-- Start Supplied records --
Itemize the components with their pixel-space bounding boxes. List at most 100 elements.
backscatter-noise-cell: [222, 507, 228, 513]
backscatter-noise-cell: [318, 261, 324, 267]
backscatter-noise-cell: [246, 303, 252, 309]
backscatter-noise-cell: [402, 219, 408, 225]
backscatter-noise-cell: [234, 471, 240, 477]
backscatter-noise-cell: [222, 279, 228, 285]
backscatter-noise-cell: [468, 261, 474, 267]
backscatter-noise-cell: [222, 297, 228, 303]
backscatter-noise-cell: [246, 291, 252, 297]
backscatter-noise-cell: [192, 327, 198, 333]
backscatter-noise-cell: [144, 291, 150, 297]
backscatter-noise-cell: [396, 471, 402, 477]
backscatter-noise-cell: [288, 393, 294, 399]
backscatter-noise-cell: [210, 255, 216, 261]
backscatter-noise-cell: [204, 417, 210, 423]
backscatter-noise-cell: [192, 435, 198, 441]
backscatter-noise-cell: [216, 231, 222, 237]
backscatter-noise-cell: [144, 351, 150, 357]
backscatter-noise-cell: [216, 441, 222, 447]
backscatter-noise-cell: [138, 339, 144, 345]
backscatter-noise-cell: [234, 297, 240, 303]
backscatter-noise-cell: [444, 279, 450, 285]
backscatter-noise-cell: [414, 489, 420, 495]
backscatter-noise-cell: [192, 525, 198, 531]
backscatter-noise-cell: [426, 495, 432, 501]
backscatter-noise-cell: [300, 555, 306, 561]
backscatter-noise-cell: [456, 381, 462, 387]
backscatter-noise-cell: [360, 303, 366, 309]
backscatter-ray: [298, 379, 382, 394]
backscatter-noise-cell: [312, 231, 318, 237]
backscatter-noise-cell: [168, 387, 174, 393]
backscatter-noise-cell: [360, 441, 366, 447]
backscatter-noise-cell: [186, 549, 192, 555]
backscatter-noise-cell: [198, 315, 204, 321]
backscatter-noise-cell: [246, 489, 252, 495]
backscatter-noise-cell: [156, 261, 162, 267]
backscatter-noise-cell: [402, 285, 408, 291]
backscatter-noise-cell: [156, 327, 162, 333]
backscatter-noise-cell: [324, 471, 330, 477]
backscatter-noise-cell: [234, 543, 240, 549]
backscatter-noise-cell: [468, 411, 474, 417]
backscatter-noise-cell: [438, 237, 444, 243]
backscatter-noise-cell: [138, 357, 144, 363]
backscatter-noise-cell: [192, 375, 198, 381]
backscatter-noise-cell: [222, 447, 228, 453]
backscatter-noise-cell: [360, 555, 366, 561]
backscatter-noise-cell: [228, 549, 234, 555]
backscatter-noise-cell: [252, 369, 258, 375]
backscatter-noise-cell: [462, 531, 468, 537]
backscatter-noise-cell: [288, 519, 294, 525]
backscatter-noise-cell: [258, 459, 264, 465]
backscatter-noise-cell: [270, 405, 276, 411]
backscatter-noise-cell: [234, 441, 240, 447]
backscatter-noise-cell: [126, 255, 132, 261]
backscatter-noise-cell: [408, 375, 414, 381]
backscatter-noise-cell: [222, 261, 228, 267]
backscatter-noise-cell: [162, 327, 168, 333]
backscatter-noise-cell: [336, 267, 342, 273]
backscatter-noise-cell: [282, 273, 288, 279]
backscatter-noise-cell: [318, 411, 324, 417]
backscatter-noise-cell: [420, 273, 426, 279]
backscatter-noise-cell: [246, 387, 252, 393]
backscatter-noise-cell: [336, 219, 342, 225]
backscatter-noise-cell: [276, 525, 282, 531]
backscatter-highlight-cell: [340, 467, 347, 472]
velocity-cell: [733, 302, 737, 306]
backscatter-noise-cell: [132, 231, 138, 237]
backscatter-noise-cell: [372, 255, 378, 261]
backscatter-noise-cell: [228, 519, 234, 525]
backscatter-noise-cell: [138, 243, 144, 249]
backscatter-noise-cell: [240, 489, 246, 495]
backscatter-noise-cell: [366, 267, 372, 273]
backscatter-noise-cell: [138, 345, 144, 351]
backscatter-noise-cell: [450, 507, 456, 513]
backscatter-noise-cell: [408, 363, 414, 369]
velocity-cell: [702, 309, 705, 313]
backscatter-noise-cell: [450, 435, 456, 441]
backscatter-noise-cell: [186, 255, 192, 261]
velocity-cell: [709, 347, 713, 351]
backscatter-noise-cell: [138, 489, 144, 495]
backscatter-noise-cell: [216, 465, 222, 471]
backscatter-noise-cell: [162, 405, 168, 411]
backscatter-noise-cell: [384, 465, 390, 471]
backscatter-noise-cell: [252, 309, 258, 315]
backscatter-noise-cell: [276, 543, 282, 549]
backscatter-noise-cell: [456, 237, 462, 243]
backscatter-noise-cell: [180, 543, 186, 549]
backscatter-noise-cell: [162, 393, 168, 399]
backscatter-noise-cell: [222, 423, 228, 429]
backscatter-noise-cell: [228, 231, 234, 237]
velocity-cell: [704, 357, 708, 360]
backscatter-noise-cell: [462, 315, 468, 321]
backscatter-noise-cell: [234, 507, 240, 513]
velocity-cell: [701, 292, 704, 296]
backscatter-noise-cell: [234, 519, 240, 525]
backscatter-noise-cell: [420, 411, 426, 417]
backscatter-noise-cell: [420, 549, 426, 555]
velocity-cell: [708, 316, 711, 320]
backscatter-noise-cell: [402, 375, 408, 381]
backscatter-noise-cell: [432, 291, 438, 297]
-- End Supplied records --
# What this task involves
Render every line of the items above as a Markdown table with the columns "Number" and "Entry", numbering each row and leaving out any blank lines.

# Exercise output
| Number | Entry |
|---|---|
| 1 | Itemize the components with their pixel-space bounding boxes. List at most 100 elements. |
| 2 | backscatter-noise-cell: [222, 507, 228, 513] |
| 3 | backscatter-noise-cell: [318, 261, 324, 267] |
| 4 | backscatter-noise-cell: [246, 303, 252, 309] |
| 5 | backscatter-noise-cell: [402, 219, 408, 225] |
| 6 | backscatter-noise-cell: [234, 471, 240, 477] |
| 7 | backscatter-noise-cell: [222, 279, 228, 285] |
| 8 | backscatter-noise-cell: [468, 261, 474, 267] |
| 9 | backscatter-noise-cell: [222, 297, 228, 303] |
| 10 | backscatter-noise-cell: [246, 291, 252, 297] |
| 11 | backscatter-noise-cell: [192, 327, 198, 333] |
| 12 | backscatter-noise-cell: [144, 291, 150, 297] |
| 13 | backscatter-noise-cell: [396, 471, 402, 477] |
| 14 | backscatter-noise-cell: [288, 393, 294, 399] |
| 15 | backscatter-noise-cell: [210, 255, 216, 261] |
| 16 | backscatter-noise-cell: [204, 417, 210, 423] |
| 17 | backscatter-noise-cell: [192, 435, 198, 441] |
| 18 | backscatter-noise-cell: [216, 231, 222, 237] |
| 19 | backscatter-noise-cell: [144, 351, 150, 357] |
| 20 | backscatter-noise-cell: [216, 441, 222, 447] |
| 21 | backscatter-noise-cell: [138, 339, 144, 345] |
| 22 | backscatter-noise-cell: [234, 297, 240, 303] |
| 23 | backscatter-noise-cell: [444, 279, 450, 285] |
| 24 | backscatter-noise-cell: [414, 489, 420, 495] |
| 25 | backscatter-noise-cell: [192, 525, 198, 531] |
| 26 | backscatter-noise-cell: [426, 495, 432, 501] |
| 27 | backscatter-noise-cell: [300, 555, 306, 561] |
| 28 | backscatter-noise-cell: [456, 381, 462, 387] |
| 29 | backscatter-noise-cell: [360, 303, 366, 309] |
| 30 | backscatter-ray: [298, 379, 382, 394] |
| 31 | backscatter-noise-cell: [312, 231, 318, 237] |
| 32 | backscatter-noise-cell: [168, 387, 174, 393] |
| 33 | backscatter-noise-cell: [360, 441, 366, 447] |
| 34 | backscatter-noise-cell: [186, 549, 192, 555] |
| 35 | backscatter-noise-cell: [198, 315, 204, 321] |
| 36 | backscatter-noise-cell: [246, 489, 252, 495] |
| 37 | backscatter-noise-cell: [156, 261, 162, 267] |
| 38 | backscatter-noise-cell: [402, 285, 408, 291] |
| 39 | backscatter-noise-cell: [156, 327, 162, 333] |
| 40 | backscatter-noise-cell: [324, 471, 330, 477] |
| 41 | backscatter-noise-cell: [234, 543, 240, 549] |
| 42 | backscatter-noise-cell: [468, 411, 474, 417] |
| 43 | backscatter-noise-cell: [438, 237, 444, 243] |
| 44 | backscatter-noise-cell: [138, 357, 144, 363] |
| 45 | backscatter-noise-cell: [192, 375, 198, 381] |
| 46 | backscatter-noise-cell: [222, 447, 228, 453] |
| 47 | backscatter-noise-cell: [360, 555, 366, 561] |
| 48 | backscatter-noise-cell: [228, 549, 234, 555] |
| 49 | backscatter-noise-cell: [252, 369, 258, 375] |
| 50 | backscatter-noise-cell: [462, 531, 468, 537] |
| 51 | backscatter-noise-cell: [288, 519, 294, 525] |
| 52 | backscatter-noise-cell: [258, 459, 264, 465] |
| 53 | backscatter-noise-cell: [270, 405, 276, 411] |
| 54 | backscatter-noise-cell: [234, 441, 240, 447] |
| 55 | backscatter-noise-cell: [126, 255, 132, 261] |
| 56 | backscatter-noise-cell: [408, 375, 414, 381] |
| 57 | backscatter-noise-cell: [222, 261, 228, 267] |
| 58 | backscatter-noise-cell: [162, 327, 168, 333] |
| 59 | backscatter-noise-cell: [336, 267, 342, 273] |
| 60 | backscatter-noise-cell: [282, 273, 288, 279] |
| 61 | backscatter-noise-cell: [318, 411, 324, 417] |
| 62 | backscatter-noise-cell: [420, 273, 426, 279] |
| 63 | backscatter-noise-cell: [246, 387, 252, 393] |
| 64 | backscatter-noise-cell: [336, 219, 342, 225] |
| 65 | backscatter-noise-cell: [276, 525, 282, 531] |
| 66 | backscatter-highlight-cell: [340, 467, 347, 472] |
| 67 | velocity-cell: [733, 302, 737, 306] |
| 68 | backscatter-noise-cell: [132, 231, 138, 237] |
| 69 | backscatter-noise-cell: [372, 255, 378, 261] |
| 70 | backscatter-noise-cell: [228, 519, 234, 525] |
| 71 | backscatter-noise-cell: [138, 243, 144, 249] |
| 72 | backscatter-noise-cell: [240, 489, 246, 495] |
| 73 | backscatter-noise-cell: [366, 267, 372, 273] |
| 74 | backscatter-noise-cell: [138, 345, 144, 351] |
| 75 | backscatter-noise-cell: [450, 507, 456, 513] |
| 76 | backscatter-noise-cell: [408, 363, 414, 369] |
| 77 | velocity-cell: [702, 309, 705, 313] |
| 78 | backscatter-noise-cell: [450, 435, 456, 441] |
| 79 | backscatter-noise-cell: [186, 255, 192, 261] |
| 80 | velocity-cell: [709, 347, 713, 351] |
| 81 | backscatter-noise-cell: [138, 489, 144, 495] |
| 82 | backscatter-noise-cell: [216, 465, 222, 471] |
| 83 | backscatter-noise-cell: [162, 405, 168, 411] |
| 84 | backscatter-noise-cell: [384, 465, 390, 471] |
| 85 | backscatter-noise-cell: [252, 309, 258, 315] |
| 86 | backscatter-noise-cell: [276, 543, 282, 549] |
| 87 | backscatter-noise-cell: [456, 237, 462, 243] |
| 88 | backscatter-noise-cell: [180, 543, 186, 549] |
| 89 | backscatter-noise-cell: [162, 393, 168, 399] |
| 90 | backscatter-noise-cell: [222, 423, 228, 429] |
| 91 | backscatter-noise-cell: [228, 231, 234, 237] |
| 92 | velocity-cell: [704, 357, 708, 360] |
| 93 | backscatter-noise-cell: [462, 315, 468, 321] |
| 94 | backscatter-noise-cell: [234, 507, 240, 513] |
| 95 | velocity-cell: [701, 292, 704, 296] |
| 96 | backscatter-noise-cell: [234, 519, 240, 525] |
| 97 | backscatter-noise-cell: [420, 411, 426, 417] |
| 98 | backscatter-noise-cell: [420, 549, 426, 555] |
| 99 | velocity-cell: [708, 316, 711, 320] |
| 100 | backscatter-noise-cell: [402, 375, 408, 381] |
| 101 | backscatter-noise-cell: [432, 291, 438, 297] |